(Spatial layout data)
▼
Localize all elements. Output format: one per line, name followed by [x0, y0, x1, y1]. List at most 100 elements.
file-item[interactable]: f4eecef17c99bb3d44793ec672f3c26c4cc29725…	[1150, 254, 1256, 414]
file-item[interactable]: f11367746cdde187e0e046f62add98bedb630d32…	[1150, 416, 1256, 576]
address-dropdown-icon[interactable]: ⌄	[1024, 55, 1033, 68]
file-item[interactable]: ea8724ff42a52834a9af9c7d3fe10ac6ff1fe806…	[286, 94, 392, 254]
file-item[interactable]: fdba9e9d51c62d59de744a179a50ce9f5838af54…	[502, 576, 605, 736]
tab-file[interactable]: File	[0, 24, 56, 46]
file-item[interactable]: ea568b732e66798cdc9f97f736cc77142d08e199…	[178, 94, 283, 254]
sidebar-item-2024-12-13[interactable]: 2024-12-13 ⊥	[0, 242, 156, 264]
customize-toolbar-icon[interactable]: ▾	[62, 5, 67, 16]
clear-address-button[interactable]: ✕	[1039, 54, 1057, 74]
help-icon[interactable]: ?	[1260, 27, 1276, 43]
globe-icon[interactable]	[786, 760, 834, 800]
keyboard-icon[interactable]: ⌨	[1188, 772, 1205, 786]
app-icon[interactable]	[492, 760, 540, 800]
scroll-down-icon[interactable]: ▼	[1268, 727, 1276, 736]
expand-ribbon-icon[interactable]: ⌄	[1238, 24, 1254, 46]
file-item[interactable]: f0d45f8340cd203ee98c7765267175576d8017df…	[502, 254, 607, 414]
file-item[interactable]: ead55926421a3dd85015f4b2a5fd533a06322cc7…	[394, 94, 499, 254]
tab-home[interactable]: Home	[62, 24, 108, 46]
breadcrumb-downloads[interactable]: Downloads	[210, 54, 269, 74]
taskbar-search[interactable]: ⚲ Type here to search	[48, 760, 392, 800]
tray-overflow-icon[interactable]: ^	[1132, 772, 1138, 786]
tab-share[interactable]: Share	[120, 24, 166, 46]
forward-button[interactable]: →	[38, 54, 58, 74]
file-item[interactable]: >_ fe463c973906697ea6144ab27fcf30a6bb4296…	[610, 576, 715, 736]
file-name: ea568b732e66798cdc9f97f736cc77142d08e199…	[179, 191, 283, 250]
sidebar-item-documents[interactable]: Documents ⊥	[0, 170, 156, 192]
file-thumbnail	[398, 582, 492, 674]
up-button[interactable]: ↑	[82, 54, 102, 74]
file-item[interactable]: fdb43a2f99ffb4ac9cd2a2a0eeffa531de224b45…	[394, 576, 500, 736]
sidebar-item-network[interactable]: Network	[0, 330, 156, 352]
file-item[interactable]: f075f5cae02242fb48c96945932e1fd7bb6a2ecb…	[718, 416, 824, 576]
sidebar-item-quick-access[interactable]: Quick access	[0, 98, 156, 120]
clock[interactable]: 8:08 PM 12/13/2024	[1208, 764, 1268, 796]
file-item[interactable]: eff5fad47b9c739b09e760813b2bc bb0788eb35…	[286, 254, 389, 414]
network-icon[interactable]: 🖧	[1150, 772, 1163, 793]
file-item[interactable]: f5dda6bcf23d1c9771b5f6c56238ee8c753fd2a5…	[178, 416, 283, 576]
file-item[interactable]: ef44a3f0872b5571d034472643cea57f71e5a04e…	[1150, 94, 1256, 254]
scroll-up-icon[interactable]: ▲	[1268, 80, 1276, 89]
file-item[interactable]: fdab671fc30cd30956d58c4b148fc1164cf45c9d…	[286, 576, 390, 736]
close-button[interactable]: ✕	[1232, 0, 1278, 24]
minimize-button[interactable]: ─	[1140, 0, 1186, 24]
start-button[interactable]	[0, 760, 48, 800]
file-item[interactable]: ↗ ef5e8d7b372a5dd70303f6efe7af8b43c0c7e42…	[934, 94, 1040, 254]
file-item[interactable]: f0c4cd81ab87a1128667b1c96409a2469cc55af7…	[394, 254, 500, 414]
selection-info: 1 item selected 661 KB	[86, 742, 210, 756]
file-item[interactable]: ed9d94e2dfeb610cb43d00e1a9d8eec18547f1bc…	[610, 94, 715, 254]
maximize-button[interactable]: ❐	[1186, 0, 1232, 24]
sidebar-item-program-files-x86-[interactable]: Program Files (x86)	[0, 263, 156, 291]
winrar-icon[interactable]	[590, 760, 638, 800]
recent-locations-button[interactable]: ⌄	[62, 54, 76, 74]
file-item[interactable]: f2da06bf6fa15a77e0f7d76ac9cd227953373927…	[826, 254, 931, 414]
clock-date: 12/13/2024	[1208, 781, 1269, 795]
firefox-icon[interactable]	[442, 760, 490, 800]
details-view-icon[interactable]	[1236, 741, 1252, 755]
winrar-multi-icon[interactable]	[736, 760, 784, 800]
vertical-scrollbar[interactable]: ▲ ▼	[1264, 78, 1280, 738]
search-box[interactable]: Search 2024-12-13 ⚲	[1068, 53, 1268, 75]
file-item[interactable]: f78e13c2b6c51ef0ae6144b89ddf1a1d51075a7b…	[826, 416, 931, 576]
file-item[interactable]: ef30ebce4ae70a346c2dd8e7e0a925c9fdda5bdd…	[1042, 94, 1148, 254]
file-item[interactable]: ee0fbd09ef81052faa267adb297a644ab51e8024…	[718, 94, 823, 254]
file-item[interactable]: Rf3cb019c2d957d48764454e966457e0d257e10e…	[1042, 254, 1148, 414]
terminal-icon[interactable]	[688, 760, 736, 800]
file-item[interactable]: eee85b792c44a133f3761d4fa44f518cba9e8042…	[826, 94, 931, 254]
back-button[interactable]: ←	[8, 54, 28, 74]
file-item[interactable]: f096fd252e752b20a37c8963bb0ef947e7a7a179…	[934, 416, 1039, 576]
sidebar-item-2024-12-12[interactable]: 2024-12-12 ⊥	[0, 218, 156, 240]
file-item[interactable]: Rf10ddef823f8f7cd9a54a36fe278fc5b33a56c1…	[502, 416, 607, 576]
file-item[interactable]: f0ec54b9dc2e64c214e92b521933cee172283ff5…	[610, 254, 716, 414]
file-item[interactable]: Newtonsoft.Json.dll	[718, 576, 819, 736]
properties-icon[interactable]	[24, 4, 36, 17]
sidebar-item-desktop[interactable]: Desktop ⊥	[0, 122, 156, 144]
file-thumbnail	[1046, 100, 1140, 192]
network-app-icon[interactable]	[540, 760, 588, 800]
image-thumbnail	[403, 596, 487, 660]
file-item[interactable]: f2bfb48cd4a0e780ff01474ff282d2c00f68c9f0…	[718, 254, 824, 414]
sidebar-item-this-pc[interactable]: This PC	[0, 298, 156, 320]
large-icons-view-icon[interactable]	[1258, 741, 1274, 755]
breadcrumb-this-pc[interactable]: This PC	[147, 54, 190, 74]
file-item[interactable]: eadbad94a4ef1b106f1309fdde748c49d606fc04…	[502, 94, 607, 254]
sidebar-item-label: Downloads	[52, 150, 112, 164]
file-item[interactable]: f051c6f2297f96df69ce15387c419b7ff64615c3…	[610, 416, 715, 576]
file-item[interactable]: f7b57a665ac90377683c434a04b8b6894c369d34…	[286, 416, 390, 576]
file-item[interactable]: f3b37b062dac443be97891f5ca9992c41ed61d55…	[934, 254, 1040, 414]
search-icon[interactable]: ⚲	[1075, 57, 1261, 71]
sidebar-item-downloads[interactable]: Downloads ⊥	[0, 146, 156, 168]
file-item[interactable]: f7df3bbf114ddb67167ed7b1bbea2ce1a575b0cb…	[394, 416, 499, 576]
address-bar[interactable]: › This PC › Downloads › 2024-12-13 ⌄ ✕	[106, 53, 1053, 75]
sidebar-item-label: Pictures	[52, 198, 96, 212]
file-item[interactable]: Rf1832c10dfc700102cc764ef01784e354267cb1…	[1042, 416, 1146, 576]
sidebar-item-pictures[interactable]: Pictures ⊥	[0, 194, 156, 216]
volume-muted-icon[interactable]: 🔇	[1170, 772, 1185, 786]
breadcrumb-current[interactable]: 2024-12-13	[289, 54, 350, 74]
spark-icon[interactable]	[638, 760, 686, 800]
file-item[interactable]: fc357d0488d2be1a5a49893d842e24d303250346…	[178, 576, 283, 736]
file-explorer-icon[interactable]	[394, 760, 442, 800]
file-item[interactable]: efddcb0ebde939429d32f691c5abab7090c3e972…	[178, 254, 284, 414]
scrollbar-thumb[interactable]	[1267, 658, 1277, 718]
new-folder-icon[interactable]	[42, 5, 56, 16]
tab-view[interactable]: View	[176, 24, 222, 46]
▲
• _TASK TO COMPLETE_
Tally the lines in the listing above that contain the string "button", and give only that number.

• _WRITTEN SOLUTION_
9